- _Aim of the task_
Starting with the line that contains "What text is on this page?", set down each line through the end of the entries below, exactly and with nothing added.

--- start Rows ---

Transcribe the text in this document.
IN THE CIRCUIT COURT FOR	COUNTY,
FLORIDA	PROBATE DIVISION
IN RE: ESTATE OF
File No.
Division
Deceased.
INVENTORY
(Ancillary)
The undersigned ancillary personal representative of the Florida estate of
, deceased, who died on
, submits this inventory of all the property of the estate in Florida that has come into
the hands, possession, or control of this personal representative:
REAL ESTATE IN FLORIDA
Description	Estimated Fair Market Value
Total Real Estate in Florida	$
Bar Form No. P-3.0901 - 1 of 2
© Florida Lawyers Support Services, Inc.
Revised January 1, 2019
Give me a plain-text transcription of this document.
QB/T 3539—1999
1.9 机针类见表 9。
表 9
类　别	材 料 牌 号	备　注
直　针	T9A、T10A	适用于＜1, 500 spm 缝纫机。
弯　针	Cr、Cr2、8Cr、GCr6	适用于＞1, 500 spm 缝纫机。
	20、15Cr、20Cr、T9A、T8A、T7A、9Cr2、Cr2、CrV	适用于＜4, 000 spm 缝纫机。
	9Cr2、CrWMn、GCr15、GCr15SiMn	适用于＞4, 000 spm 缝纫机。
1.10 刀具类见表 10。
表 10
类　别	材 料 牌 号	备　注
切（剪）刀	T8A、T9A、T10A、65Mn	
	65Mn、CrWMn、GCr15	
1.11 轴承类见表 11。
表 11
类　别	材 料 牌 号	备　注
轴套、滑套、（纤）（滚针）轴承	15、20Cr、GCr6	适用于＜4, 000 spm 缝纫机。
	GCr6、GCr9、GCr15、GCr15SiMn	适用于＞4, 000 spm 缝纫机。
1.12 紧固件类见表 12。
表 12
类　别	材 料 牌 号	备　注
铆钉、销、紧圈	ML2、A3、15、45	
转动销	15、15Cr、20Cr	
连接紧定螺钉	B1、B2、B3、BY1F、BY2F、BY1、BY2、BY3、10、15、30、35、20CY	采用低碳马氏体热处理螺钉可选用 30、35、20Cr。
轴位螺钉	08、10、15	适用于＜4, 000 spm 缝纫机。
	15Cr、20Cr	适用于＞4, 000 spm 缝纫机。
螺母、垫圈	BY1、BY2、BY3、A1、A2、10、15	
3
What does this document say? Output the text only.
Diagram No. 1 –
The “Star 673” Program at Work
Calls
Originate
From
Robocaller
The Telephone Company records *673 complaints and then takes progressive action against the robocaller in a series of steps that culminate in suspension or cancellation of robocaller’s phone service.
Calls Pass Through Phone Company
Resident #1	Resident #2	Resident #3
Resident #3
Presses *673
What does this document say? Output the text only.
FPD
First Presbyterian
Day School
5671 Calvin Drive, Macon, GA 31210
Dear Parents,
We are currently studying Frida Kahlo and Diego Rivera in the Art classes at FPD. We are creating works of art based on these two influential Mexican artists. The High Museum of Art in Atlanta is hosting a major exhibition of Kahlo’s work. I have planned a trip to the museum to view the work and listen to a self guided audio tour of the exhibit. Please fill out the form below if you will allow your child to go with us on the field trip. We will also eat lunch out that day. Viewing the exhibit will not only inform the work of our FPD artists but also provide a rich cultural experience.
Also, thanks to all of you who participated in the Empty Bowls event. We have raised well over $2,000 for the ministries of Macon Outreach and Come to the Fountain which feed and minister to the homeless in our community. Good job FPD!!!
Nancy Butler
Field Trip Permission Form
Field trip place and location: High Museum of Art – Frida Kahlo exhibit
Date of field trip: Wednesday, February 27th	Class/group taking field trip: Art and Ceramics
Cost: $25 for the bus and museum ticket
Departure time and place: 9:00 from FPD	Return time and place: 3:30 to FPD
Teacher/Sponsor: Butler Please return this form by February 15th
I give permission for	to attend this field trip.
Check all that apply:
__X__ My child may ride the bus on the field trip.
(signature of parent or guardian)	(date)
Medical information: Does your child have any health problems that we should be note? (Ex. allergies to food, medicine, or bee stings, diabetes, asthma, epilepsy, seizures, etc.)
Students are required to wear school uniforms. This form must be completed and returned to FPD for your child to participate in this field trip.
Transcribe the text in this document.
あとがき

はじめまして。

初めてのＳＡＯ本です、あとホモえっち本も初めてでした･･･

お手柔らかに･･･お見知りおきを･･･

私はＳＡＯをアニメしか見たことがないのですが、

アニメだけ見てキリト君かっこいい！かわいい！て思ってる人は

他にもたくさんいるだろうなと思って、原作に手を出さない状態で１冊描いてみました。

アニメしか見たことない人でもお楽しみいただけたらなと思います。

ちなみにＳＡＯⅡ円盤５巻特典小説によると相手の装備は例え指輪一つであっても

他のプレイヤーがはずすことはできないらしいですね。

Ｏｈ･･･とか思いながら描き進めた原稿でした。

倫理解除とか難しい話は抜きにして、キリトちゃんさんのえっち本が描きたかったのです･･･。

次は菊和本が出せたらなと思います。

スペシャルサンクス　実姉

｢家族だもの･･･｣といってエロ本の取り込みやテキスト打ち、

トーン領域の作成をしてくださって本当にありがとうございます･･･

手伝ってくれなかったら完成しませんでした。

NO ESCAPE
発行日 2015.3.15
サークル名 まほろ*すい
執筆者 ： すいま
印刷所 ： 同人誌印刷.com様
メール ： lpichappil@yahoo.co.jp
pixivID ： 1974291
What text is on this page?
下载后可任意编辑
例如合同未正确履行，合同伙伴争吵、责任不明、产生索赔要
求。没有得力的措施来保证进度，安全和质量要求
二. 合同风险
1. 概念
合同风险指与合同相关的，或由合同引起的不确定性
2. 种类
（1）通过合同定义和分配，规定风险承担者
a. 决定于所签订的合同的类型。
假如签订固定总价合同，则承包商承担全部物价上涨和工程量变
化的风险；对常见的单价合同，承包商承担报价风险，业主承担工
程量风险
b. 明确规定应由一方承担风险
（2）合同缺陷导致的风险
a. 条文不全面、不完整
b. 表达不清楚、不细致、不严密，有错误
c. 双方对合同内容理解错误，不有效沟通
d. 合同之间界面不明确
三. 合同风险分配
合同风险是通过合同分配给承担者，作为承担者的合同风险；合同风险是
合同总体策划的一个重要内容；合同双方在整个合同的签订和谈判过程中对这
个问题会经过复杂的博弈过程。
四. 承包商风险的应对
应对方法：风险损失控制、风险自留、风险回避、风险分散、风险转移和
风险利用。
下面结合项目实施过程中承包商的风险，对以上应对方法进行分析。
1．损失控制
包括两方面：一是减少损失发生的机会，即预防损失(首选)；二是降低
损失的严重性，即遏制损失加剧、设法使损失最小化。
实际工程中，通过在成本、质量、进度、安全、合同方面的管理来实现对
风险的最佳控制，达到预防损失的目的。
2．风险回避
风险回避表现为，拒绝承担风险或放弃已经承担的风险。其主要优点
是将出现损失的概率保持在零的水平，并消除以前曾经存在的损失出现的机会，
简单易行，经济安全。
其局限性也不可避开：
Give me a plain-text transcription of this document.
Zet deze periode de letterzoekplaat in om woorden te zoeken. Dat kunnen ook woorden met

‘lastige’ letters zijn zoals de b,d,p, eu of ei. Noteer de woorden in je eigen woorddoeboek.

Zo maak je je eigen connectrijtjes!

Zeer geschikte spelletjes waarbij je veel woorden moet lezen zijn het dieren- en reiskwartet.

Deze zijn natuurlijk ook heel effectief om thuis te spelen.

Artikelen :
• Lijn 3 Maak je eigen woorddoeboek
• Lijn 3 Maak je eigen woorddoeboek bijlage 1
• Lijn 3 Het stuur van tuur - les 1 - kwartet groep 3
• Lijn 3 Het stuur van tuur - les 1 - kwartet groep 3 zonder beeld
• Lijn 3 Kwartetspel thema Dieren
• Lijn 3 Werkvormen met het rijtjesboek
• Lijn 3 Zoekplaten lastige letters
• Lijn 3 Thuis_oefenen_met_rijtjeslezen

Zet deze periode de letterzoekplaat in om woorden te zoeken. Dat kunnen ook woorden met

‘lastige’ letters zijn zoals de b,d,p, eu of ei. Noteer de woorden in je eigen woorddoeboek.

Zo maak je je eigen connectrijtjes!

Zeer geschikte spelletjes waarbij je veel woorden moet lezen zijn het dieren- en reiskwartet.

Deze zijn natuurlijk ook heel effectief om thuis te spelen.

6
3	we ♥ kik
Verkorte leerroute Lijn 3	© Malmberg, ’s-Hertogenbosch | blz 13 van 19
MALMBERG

--- end Rows ---

- _The result_
What text is on this page?
下载后可任意编辑
例如合同未正确履行，合同伙伴争吵、责任不明、产生索赔要
求。没有得力的措施来保证进度，安全和质量要求
二. 合同风险
1. 概念
合同风险指与合同相关的，或由合同引起的不确定性
2. 种类
（1）通过合同定义和分配，规定风险承担者
a. 决定于所签订的合同的类型。
假如签订固定总价合同，则承包商承担全部物价上涨和工程量变
化的风险；对常见的单价合同，承包商承担报价风险，业主承担工
程量风险
b. 明确规定应由一方承担风险
（2）合同缺陷导致的风险
a. 条文不全面、不完整
b. 表达不清楚、不细致、不严密，有错误
c. 双方对合同内容理解错误，不有效沟通
d. 合同之间界面不明确
三. 合同风险分配
合同风险是通过合同分配给承担者，作为承担者的合同风险；合同风险是
合同总体策划的一个重要内容；合同双方在整个合同的签订和谈判过程中对这
个问题会经过复杂的博弈过程。
四. 承包商风险的应对
应对方法：风险损失控制、风险自留、风险回避、风险分散、风险转移和
风险利用。
下面结合项目实施过程中承包商的风险，对以上应对方法进行分析。
1．损失控制
包括两方面：一是减少损失发生的机会，即预防损失(首选)；二是降低
损失的严重性，即遏制损失加剧、设法使损失最小化。
实际工程中，通过在成本、质量、进度、安全、合同方面的管理来实现对
风险的最佳控制，达到预防损失的目的。
2．风险回避
风险回避表现为，拒绝承担风险或放弃已经承担的风险。其主要优点
是将出现损失的概率保持在零的水平，并消除以前曾经存在的损失出现的机会，
简单易行，经济安全。
其局限性也不可避开：
Give me a plain-text transcription of this document.
Zet deze periode de letterzoekplaat in om woorden te zoeken. Dat kunnen ook woorden met

‘lastige’ letters zijn zoals de b,d,p, eu of ei. Noteer de woorden in je eigen woorddoeboek.

Zo maak je je eigen connectrijtjes!

Zeer geschikte spelletjes waarbij je veel woorden moet lezen zijn het dieren- en reiskwartet.

Deze zijn natuurlijk ook heel effectief om thuis te spelen.

Artikelen :
• Lijn 3 Maak je eigen woorddoeboek
• Lijn 3 Maak je eigen woorddoeboek bijlage 1
• Lijn 3 Het stuur van tuur - les 1 - kwartet groep 3
• Lijn 3 Het stuur van tuur - les 1 - kwartet groep 3 zonder beeld
• Lijn 3 Kwartetspel thema Dieren
• Lijn 3 Werkvormen met het rijtjesboek
• Lijn 3 Zoekplaten lastige letters
• Lijn 3 Thuis_oefenen_met_rijtjeslezen

Zet deze periode de letterzoekplaat in om woorden te zoeken. Dat kunnen ook woorden met

‘lastige’ letters zijn zoals de b,d,p, eu of ei. Noteer de woorden in je eigen woorddoeboek.

Zo maak je je eigen connectrijtjes!

Zeer geschikte spelletjes waarbij je veel woorden moet lezen zijn het dieren- en reiskwartet.

Deze zijn natuurlijk ook heel effectief om thuis te spelen.

6
3	we ♥ kik
Verkorte leerroute Lijn 3	© Malmberg, ’s-Hertogenbosch | blz 13 van 19
MALMBERG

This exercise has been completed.